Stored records
▼

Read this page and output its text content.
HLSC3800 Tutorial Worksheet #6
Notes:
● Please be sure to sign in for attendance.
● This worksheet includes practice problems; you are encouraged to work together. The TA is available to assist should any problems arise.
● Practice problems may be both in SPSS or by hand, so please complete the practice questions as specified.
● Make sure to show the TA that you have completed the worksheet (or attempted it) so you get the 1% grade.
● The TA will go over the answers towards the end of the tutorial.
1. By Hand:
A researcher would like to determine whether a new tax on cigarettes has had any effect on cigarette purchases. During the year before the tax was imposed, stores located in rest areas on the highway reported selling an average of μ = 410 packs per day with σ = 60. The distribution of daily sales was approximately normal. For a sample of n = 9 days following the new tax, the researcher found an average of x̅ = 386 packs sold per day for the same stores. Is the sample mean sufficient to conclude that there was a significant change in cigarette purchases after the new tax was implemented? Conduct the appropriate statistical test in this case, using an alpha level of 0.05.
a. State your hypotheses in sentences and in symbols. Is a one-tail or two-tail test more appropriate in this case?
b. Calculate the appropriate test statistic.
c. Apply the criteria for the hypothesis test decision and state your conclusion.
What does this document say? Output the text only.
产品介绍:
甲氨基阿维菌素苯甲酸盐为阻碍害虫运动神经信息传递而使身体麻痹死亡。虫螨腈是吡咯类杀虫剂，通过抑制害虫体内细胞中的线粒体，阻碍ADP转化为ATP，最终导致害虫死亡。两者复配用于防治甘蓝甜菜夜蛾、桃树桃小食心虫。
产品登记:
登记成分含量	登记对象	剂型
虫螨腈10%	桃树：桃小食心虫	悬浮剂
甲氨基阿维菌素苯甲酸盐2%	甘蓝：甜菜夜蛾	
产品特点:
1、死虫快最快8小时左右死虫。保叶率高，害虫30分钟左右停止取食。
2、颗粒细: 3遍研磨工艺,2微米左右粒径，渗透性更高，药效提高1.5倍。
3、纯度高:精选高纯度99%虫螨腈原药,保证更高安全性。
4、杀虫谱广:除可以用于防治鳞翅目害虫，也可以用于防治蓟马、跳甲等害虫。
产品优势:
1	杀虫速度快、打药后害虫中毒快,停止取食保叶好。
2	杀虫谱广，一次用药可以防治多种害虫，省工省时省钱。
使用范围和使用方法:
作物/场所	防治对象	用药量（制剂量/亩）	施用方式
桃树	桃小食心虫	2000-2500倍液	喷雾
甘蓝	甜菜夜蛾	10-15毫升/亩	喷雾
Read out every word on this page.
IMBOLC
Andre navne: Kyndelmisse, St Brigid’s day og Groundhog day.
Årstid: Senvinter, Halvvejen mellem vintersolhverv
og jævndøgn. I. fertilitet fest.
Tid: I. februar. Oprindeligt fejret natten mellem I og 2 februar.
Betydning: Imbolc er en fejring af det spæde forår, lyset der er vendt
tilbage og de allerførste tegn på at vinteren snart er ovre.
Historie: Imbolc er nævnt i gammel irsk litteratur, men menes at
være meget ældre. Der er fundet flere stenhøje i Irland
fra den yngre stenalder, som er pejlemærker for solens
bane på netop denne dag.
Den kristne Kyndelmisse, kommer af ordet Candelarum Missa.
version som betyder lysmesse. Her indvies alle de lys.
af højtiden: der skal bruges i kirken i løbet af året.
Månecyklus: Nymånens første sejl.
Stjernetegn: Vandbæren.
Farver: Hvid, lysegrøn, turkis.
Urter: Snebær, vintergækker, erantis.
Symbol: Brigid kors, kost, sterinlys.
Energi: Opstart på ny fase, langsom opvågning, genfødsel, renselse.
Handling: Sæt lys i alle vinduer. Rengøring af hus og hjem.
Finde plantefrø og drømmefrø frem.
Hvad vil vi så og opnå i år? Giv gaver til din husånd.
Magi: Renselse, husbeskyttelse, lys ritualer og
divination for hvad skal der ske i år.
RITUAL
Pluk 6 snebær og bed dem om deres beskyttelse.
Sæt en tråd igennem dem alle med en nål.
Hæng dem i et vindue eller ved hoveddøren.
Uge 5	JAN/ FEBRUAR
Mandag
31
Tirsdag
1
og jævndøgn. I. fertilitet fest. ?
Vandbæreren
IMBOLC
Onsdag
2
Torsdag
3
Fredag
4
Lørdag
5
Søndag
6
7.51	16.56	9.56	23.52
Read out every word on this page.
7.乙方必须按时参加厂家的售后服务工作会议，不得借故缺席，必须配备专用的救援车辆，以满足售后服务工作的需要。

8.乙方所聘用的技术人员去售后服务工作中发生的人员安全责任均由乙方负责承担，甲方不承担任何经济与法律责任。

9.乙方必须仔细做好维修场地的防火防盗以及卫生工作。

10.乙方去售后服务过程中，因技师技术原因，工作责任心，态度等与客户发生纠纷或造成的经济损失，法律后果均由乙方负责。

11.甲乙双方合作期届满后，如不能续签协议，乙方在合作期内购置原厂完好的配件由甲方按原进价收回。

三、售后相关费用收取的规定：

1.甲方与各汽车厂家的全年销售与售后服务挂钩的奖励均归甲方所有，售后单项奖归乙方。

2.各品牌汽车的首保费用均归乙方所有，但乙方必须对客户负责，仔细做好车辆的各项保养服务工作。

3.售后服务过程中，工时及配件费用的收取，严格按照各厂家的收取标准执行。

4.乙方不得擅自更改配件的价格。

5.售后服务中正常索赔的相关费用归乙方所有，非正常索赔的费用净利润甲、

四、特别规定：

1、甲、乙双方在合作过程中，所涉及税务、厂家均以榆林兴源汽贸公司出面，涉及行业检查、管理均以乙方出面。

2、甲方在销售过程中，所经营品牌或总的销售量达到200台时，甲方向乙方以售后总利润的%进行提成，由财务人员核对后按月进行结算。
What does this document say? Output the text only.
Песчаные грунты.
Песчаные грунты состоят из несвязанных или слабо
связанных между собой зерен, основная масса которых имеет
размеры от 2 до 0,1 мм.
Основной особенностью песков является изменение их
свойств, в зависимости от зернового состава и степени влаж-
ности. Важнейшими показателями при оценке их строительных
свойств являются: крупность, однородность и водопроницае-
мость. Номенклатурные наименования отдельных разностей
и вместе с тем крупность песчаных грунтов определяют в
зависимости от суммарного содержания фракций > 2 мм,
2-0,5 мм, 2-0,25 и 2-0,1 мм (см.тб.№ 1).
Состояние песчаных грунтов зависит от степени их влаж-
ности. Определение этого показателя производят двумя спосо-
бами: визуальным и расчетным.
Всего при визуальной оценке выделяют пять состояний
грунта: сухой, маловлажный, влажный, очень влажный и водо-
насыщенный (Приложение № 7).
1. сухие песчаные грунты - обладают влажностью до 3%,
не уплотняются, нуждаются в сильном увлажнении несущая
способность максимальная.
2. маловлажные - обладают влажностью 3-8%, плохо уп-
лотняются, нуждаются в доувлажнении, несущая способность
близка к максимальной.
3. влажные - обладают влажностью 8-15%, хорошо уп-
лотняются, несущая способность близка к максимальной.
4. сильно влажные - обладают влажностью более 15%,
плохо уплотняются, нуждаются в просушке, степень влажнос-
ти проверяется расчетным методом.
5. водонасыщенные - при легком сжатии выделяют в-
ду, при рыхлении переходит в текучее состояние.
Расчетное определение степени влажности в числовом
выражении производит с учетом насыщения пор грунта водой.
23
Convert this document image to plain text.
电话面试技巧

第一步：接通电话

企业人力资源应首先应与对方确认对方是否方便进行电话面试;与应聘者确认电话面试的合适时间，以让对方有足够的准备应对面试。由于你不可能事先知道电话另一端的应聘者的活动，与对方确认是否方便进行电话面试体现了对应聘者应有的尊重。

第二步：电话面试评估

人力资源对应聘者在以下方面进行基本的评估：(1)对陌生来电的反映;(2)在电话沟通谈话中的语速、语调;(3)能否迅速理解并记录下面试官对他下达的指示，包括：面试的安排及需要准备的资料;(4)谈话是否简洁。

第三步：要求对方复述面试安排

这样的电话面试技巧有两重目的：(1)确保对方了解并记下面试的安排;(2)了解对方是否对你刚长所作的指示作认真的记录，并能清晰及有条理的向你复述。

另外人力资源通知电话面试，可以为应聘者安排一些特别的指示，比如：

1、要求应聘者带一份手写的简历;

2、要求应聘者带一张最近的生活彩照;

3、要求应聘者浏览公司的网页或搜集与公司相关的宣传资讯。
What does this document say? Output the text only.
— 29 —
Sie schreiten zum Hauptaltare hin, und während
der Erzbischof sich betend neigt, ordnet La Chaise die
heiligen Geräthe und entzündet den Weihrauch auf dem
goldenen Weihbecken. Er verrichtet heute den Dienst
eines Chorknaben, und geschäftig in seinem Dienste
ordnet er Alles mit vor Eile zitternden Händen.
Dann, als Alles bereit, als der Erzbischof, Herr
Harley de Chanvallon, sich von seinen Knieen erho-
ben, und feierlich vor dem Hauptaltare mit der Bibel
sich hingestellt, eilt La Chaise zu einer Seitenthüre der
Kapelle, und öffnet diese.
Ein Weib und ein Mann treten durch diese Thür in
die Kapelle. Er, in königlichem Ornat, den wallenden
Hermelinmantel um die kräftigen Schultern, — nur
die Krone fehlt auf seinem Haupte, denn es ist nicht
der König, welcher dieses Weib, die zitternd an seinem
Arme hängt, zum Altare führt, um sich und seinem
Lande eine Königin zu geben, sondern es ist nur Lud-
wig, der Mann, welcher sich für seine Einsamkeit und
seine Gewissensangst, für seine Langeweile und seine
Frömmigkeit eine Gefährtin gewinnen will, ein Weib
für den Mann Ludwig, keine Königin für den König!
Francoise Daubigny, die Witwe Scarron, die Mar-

▲

SET PROBLEM:
Among the lines of the listing, how many hold the string "степени"? Respond with only the number.

EXERCISE ANSWER:
3